> **GIVEN EXERCISE**: Transcribe the entries that follow exactly as they appear, minus pictures.

> **RECORDED DATA**:

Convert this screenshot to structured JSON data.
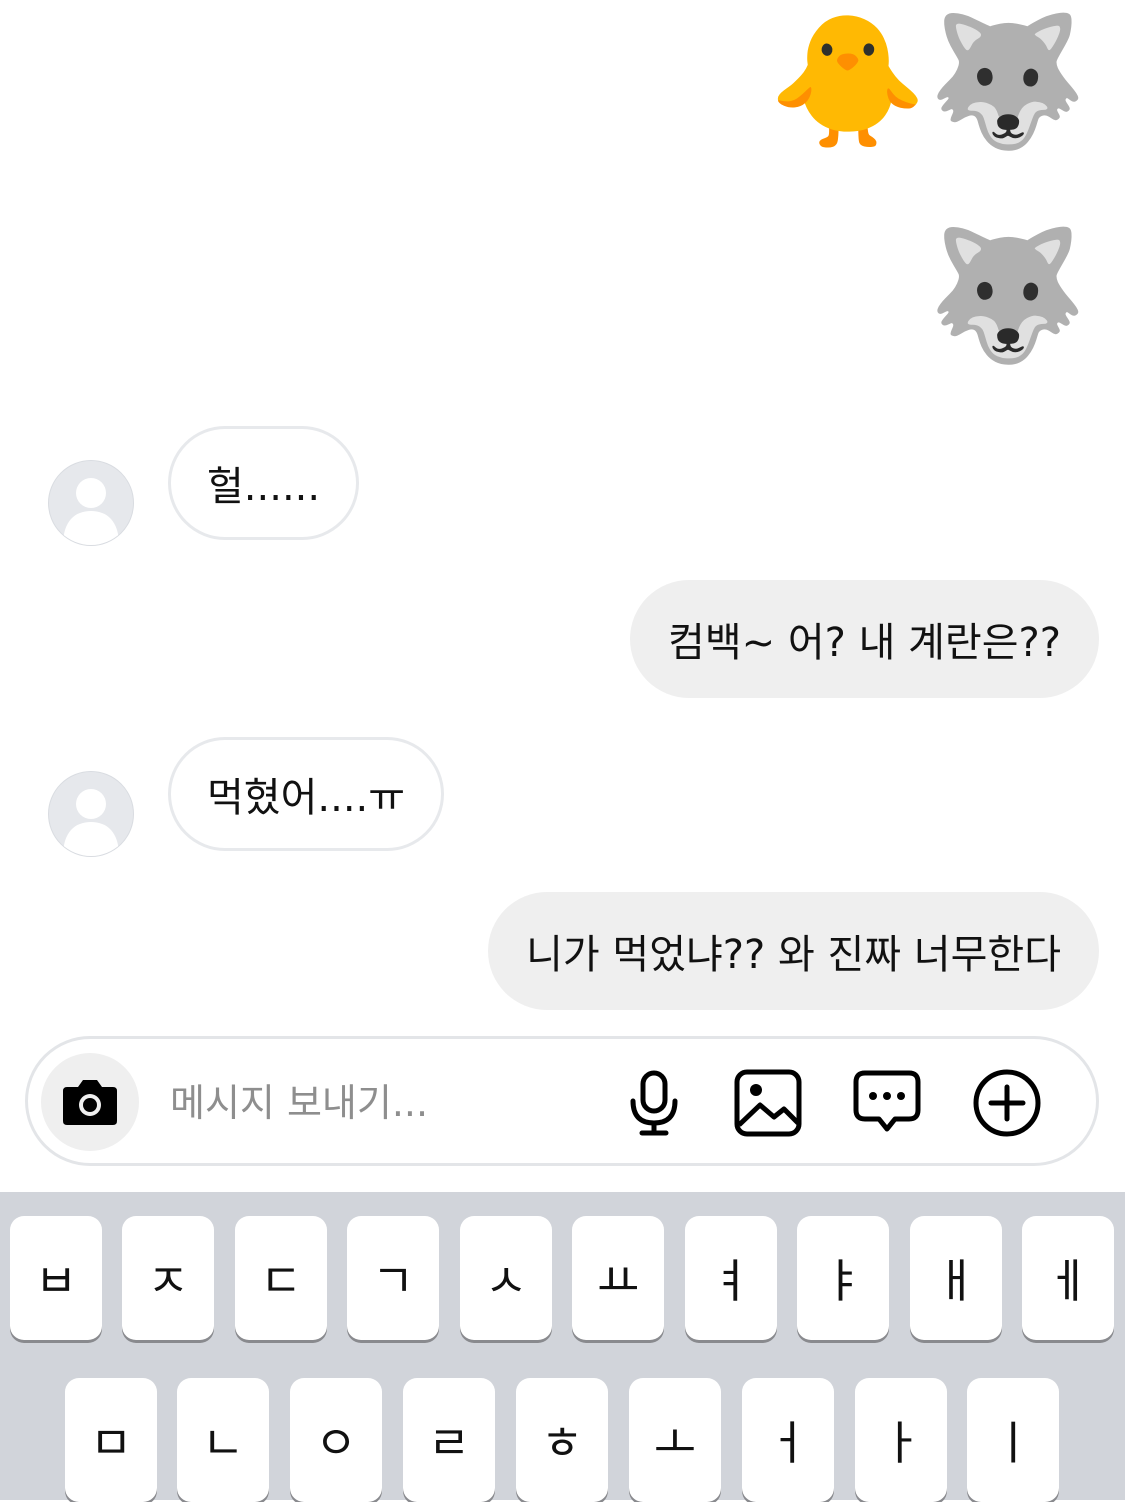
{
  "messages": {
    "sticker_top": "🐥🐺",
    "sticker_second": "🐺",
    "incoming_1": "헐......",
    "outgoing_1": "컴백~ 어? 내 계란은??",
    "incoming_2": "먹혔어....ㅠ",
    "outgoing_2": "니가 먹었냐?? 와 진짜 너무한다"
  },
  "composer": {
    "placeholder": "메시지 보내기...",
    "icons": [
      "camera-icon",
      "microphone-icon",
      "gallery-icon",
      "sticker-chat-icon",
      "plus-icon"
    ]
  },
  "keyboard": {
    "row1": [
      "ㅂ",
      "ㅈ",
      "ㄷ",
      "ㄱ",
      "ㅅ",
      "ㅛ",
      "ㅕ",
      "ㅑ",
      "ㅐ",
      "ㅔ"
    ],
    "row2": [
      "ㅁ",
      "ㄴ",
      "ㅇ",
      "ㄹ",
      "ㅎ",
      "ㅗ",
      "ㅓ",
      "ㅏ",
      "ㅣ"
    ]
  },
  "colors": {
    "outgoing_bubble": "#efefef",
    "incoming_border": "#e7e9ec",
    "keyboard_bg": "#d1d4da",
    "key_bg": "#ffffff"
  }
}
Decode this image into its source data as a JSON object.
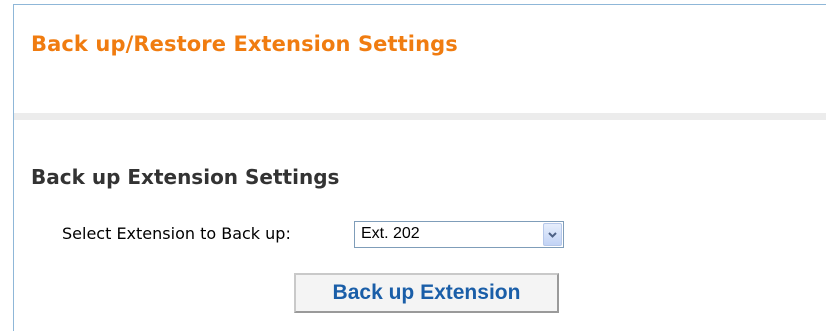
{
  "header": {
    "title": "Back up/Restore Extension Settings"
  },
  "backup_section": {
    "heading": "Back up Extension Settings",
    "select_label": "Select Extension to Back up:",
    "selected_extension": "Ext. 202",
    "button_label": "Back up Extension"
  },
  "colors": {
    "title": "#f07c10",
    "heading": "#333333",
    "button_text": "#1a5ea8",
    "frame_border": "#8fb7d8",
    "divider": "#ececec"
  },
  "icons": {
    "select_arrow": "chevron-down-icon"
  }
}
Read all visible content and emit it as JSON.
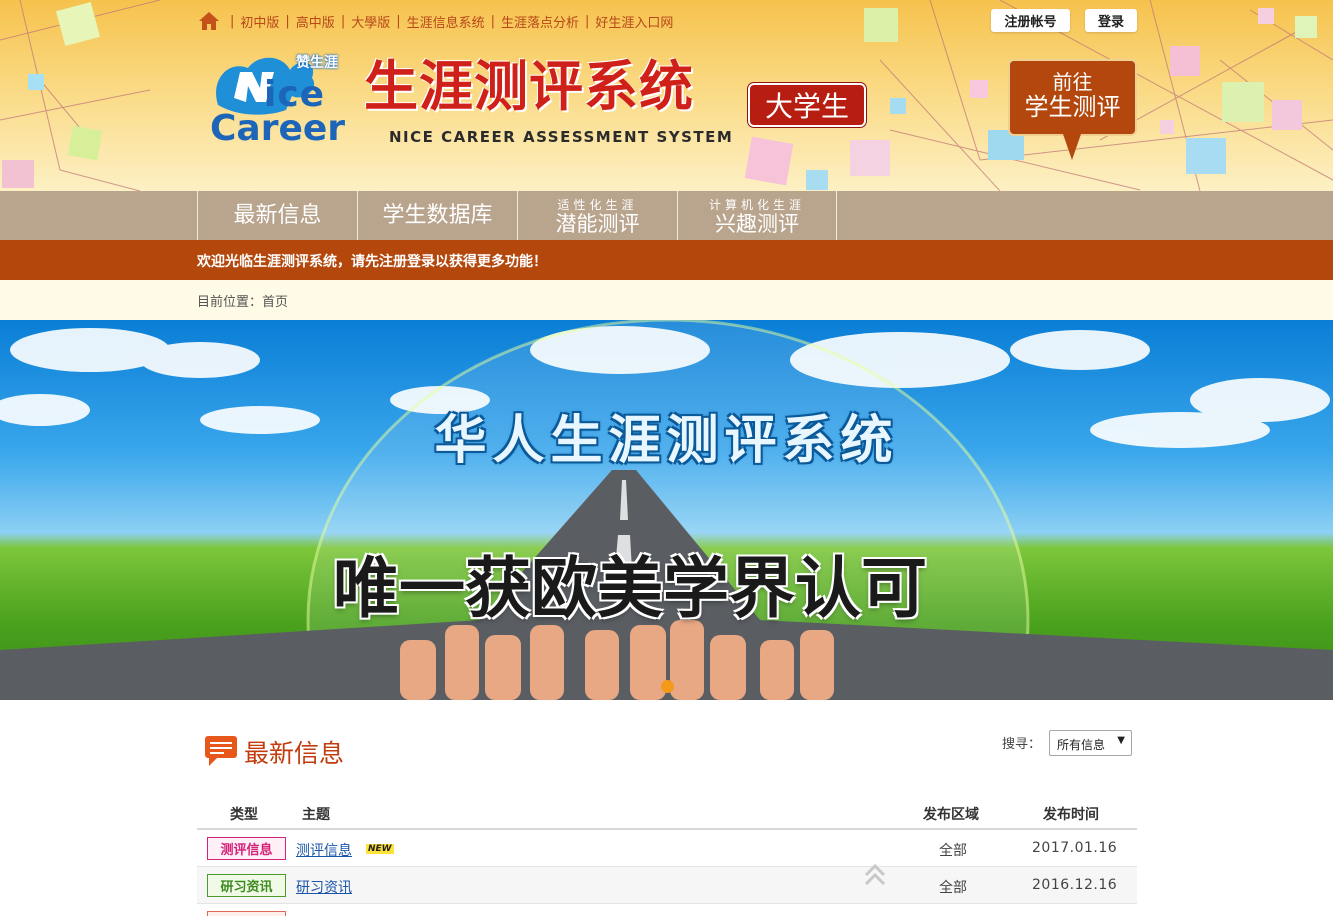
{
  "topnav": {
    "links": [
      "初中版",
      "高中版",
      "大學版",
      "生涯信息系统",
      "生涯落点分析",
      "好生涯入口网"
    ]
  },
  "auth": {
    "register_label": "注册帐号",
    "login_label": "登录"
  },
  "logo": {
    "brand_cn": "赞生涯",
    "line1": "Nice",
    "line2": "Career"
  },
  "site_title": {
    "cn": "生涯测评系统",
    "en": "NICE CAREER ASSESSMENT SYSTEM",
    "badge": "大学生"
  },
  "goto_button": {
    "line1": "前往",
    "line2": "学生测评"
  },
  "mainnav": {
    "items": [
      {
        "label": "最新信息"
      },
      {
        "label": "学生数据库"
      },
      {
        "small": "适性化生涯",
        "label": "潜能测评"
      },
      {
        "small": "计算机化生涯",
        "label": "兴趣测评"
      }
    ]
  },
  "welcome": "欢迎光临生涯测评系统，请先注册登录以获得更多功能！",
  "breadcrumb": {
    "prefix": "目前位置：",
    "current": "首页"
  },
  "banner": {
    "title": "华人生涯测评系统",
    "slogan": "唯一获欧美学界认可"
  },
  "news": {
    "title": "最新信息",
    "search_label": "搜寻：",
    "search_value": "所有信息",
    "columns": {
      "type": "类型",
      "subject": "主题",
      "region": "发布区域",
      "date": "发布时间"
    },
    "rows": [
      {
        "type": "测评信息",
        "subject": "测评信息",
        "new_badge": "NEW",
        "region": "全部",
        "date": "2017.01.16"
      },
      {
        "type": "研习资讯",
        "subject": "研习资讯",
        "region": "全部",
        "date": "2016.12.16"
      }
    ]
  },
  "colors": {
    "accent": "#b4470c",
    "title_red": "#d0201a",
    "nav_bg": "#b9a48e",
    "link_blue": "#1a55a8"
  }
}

> **WORKED ANSWER**:
Convert this screenshot to structured JSON data.
{
  "messages": {
    "sticker_top": "🐥🐺",
    "sticker_second": "🐺",
    "incoming_1": "헐......",
    "outgoing_1": "컴백~ 어? 내 계란은??",
    "incoming_2": "먹혔어....ㅠ",
    "outgoing_2": "니가 먹었냐?? 와 진짜 너무한다"
  },
  "composer": {
    "placeholder": "메시지 보내기...",
    "icons": [
      "camera-icon",
      "microphone-icon",
      "gallery-icon",
      "sticker-chat-icon",
      "plus-icon"
    ]
  },
  "keyboard": {
    "row1": [
      "ㅂ",
      "ㅈ",
      "ㄷ",
      "ㄱ",
      "ㅅ",
      "ㅛ",
      "ㅕ",
      "ㅑ",
      "ㅐ",
      "ㅔ"
    ],
    "row2": [
      "ㅁ",
      "ㄴ",
      "ㅇ",
      "ㄹ",
      "ㅎ",
      "ㅗ",
      "ㅓ",
      "ㅏ",
      "ㅣ"
    ]
  },
  "colors": {
    "outgoing_bubble": "#efefef",
    "incoming_border": "#e7e9ec",
    "keyboard_bg": "#d1d4da",
    "key_bg": "#ffffff"
  }
}
Decode this image into its source data as a JSON object.
{
  "header": {
    "title": "Back up/Restore Extension Settings"
  },
  "backup_section": {
    "heading": "Back up Extension Settings",
    "select_label": "Select Extension to Back up:",
    "selected_extension": "Ext. 202",
    "button_label": "Back up Extension"
  },
  "colors": {
    "title": "#f07c10",
    "heading": "#333333",
    "button_text": "#1a5ea8",
    "frame_border": "#8fb7d8",
    "divider": "#ececec"
  },
  "icons": {
    "select_arrow": "chevron-down-icon"
  }
}
Read all visible content and emit it as JSON.
{
  "topnav": {
    "links": [
      "初中版",
      "高中版",
      "大學版",
      "生涯信息系统",
      "生涯落点分析",
      "好生涯入口网"
    ]
  },
  "auth": {
    "register_label": "注册帐号",
    "login_label": "登录"
  },
  "logo": {
    "brand_cn": "赞生涯",
    "line1": "Nice",
    "line2": "Career"
  },
  "site_title": {
    "cn": "生涯测评系统",
    "en": "NICE CAREER ASSESSMENT SYSTEM",
    "badge": "大学生"
  },
  "goto_button": {
    "line1": "前往",
    "line2": "学生测评"
  },
  "mainnav": {
    "items": [
      {
        "label": "最新信息"
      },
      {
        "label": "学生数据库"
      },
      {
        "small": "适性化生涯",
        "label": "潜能测评"
      },
      {
        "small": "计算机化生涯",
        "label": "兴趣测评"
      }
    ]
  },
  "welcome": "欢迎光临生涯测评系统，请先注册登录以获得更多功能！",
  "breadcrumb": {
    "prefix": "目前位置：",
    "current": "首页"
  },
  "banner": {
    "title": "华人生涯测评系统",
    "slogan": "唯一获欧美学界认可"
  },
  "news": {
    "title": "最新信息",
    "search_label": "搜寻：",
    "search_value": "所有信息",
    "columns": {
      "type": "类型",
      "subject": "主题",
      "region": "发布区域",
      "date": "发布时间"
    },
    "rows": [
      {
        "type": "测评信息",
        "subject": "测评信息",
        "new_badge": "NEW",
        "region": "全部",
        "date": "2017.01.16"
      },
      {
        "type": "研习资讯",
        "subject": "研习资讯",
        "region": "全部",
        "date": "2016.12.16"
      }
    ]
  },
  "colors": {
    "accent": "#b4470c",
    "title_red": "#d0201a",
    "nav_bg": "#b9a48e",
    "link_blue": "#1a55a8"
  }
}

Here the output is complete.